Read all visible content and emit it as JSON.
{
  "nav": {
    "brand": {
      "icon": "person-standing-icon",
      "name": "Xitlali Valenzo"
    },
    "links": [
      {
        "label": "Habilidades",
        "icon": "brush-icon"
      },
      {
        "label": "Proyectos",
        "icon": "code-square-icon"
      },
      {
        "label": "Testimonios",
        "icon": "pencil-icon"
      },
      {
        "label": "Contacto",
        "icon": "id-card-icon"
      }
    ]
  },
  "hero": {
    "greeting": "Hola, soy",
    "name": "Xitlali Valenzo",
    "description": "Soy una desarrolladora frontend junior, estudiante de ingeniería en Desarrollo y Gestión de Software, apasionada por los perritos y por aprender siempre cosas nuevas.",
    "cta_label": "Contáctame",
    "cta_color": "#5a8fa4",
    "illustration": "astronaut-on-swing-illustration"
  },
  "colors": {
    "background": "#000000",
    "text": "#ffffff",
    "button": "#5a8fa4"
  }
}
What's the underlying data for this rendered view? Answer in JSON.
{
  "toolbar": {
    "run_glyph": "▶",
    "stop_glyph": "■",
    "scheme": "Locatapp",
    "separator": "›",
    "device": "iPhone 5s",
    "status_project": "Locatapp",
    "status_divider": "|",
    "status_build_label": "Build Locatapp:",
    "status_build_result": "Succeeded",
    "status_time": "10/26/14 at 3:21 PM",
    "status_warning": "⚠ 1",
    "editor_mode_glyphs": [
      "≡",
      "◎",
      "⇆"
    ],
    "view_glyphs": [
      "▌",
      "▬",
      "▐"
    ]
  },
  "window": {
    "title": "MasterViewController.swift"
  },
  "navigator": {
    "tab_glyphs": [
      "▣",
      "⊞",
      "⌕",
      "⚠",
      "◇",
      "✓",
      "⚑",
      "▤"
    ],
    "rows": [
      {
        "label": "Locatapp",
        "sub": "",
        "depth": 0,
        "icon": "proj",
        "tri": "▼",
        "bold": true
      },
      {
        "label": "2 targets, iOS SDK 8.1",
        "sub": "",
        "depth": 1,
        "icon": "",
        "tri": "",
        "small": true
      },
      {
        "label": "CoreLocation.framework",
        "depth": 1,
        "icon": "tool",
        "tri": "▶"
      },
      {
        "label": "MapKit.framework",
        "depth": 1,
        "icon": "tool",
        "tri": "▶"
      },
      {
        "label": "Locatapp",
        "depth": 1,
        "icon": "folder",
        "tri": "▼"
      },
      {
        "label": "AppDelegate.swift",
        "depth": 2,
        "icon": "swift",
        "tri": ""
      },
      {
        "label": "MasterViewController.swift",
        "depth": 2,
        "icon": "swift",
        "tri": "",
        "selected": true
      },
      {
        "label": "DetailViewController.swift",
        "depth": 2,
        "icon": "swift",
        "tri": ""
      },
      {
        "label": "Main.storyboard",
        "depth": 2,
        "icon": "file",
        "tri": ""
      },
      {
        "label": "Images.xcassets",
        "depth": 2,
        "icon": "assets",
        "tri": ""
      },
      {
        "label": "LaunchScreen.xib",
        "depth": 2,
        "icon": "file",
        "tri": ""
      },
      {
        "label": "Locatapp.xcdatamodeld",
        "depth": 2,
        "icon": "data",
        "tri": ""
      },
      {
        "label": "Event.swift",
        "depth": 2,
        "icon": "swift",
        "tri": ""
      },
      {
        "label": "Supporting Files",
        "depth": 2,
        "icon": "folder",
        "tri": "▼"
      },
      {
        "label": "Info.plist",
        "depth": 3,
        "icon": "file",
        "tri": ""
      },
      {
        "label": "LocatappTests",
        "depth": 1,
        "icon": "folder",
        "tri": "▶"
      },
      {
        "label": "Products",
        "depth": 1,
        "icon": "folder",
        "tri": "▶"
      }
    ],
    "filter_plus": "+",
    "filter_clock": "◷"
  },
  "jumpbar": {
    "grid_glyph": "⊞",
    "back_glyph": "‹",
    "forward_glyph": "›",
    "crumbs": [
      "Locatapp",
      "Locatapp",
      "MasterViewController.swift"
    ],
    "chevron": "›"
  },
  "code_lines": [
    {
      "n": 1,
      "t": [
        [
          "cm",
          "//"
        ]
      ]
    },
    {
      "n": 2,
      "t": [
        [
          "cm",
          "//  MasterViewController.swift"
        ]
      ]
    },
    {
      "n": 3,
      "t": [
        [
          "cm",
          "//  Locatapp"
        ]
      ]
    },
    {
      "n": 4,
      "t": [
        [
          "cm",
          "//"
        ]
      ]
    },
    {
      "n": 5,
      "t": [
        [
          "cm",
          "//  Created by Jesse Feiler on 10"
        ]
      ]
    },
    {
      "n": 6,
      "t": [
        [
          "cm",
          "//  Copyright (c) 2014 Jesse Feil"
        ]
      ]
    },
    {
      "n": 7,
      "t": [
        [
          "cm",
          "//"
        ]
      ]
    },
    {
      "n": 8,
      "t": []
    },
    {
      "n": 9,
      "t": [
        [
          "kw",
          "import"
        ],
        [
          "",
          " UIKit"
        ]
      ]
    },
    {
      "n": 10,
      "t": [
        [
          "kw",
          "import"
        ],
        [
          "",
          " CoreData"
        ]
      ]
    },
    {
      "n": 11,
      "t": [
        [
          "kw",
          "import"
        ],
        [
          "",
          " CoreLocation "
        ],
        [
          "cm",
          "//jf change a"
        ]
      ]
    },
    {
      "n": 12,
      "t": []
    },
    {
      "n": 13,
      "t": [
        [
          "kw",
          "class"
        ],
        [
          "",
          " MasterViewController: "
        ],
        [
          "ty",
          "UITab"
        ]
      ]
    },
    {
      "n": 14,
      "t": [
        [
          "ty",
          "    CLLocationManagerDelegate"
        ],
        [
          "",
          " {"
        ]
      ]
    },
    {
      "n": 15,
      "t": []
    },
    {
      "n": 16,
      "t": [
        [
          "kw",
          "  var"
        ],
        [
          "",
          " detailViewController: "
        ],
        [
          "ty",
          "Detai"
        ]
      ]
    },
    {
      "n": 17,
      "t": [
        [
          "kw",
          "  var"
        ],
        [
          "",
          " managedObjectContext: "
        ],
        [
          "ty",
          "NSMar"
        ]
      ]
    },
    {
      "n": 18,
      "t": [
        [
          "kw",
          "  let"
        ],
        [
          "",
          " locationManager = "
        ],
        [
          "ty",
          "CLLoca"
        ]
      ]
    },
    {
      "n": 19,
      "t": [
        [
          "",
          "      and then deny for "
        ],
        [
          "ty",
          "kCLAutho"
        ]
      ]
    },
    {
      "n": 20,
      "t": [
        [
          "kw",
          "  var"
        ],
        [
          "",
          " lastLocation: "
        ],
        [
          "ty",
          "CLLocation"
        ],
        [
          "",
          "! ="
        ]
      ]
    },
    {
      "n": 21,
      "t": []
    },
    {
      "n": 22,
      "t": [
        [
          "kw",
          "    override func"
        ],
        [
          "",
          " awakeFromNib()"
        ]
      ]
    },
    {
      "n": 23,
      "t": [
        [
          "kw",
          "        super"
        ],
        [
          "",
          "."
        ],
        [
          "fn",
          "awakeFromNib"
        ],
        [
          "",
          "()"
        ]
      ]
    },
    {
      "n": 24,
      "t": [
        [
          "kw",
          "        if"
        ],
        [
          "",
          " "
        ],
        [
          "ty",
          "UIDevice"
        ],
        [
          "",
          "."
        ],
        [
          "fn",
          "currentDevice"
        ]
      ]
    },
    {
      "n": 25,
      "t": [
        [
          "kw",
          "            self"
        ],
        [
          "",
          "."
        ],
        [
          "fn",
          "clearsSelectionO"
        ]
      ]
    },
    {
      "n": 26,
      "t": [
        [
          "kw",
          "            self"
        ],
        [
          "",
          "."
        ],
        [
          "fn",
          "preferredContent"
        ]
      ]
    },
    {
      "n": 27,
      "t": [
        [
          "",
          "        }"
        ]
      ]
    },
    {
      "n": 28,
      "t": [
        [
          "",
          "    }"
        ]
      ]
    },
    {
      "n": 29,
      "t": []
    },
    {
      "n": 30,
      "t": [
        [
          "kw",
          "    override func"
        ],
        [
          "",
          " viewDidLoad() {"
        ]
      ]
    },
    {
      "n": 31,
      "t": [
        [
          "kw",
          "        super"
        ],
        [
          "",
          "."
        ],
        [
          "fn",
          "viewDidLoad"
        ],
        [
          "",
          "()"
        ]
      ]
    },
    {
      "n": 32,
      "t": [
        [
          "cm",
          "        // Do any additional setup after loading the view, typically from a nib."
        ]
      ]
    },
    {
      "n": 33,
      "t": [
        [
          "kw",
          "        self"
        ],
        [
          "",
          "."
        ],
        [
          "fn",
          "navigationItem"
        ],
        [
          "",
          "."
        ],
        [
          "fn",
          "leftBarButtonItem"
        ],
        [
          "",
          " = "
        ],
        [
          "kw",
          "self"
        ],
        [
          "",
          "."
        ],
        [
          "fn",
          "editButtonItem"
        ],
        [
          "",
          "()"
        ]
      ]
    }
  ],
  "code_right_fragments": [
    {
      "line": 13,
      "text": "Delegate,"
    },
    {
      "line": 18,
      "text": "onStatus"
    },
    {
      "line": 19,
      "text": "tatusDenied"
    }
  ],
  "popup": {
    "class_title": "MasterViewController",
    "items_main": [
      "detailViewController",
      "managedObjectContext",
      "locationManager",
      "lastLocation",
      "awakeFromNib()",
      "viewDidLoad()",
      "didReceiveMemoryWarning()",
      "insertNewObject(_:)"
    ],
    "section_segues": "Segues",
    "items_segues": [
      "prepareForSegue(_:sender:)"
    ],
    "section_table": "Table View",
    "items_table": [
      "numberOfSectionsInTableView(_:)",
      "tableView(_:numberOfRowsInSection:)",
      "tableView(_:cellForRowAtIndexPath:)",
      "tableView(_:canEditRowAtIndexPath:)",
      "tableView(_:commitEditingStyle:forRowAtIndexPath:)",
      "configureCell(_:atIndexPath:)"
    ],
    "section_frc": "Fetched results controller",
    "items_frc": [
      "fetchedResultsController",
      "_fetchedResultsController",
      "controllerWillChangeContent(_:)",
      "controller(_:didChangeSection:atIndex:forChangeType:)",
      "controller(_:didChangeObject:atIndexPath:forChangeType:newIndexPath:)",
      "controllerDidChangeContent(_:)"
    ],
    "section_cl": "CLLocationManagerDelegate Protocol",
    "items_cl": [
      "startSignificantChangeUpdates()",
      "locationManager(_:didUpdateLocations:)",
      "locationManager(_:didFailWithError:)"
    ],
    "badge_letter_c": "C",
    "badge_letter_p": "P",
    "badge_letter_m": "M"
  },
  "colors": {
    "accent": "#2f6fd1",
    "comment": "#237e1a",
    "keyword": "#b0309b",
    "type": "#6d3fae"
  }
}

# Exercise task
Where a line above contains the word "MasterViewController", copy that line.

# Solution to this task
    "title": "MasterViewController.swift"
        "label": "MasterViewController.swift",
      "MasterViewController.swift"
          "//  MasterViewController.swift"
          " MasterViewController: "
    "class_title": "MasterViewController",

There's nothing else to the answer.